[Figure collection entries]
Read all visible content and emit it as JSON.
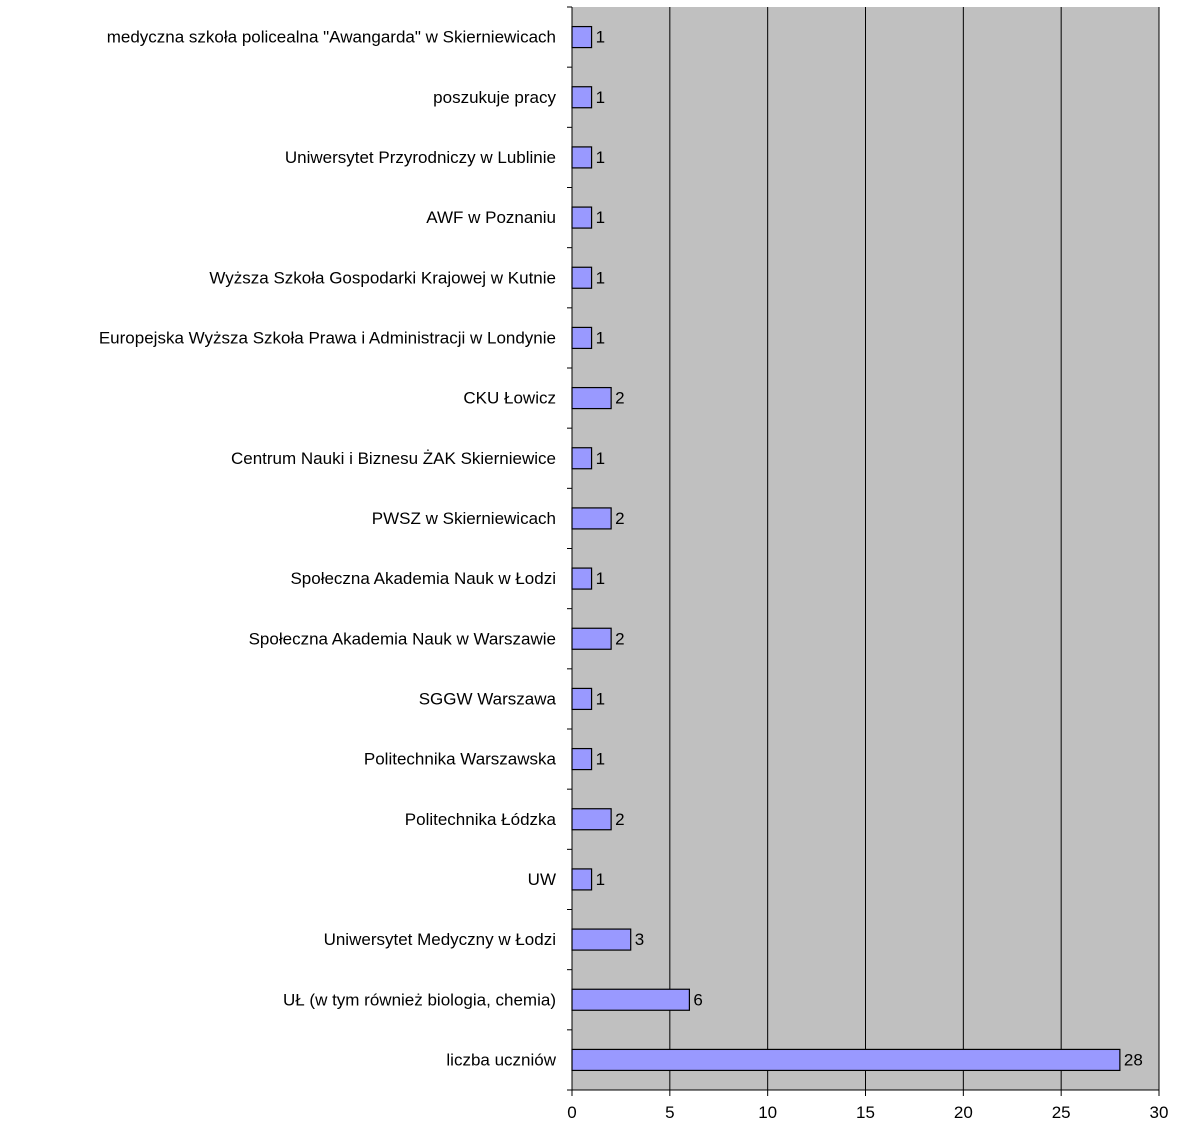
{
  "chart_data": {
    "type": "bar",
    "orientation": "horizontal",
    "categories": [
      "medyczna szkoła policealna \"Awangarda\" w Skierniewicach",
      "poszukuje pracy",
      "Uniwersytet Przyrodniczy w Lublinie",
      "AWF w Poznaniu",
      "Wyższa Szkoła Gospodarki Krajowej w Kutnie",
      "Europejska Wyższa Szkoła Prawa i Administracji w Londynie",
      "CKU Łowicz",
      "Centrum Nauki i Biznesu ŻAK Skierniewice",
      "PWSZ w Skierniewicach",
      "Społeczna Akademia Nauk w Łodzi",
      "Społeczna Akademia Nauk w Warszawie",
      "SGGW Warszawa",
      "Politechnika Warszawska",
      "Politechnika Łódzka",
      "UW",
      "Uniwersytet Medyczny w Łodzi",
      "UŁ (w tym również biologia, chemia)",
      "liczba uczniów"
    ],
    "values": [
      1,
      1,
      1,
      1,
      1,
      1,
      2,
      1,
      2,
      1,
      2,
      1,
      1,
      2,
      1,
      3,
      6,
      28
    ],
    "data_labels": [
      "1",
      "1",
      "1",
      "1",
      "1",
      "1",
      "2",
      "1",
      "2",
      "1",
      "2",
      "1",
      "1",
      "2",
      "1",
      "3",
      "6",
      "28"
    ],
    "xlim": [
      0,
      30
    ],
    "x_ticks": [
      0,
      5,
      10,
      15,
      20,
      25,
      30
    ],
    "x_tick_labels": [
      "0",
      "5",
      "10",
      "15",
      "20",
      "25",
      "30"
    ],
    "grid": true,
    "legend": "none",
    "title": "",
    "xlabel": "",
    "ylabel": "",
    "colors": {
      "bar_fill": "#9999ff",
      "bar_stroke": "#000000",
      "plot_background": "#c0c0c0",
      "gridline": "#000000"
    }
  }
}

...

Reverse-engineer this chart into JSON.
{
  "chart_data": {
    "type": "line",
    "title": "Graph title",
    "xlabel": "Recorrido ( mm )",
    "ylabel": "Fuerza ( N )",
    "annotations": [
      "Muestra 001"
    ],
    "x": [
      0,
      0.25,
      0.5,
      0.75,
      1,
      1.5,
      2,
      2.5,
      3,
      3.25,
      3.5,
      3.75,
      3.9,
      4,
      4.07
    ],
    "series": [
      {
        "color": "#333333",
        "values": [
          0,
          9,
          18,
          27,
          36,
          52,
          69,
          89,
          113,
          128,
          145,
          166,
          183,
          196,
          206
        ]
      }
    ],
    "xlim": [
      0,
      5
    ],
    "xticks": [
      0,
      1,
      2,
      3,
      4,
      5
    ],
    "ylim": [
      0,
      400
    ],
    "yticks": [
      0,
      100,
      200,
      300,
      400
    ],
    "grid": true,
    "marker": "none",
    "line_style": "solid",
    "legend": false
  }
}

* Stated goal
Which lines hold the word "Skierniewicach"? Show each one.

* Solution to this exercise
      "medyczna szkoła policealna \"Awangarda\" w Skierniewicach",
      "PWSZ w Skierniewicach",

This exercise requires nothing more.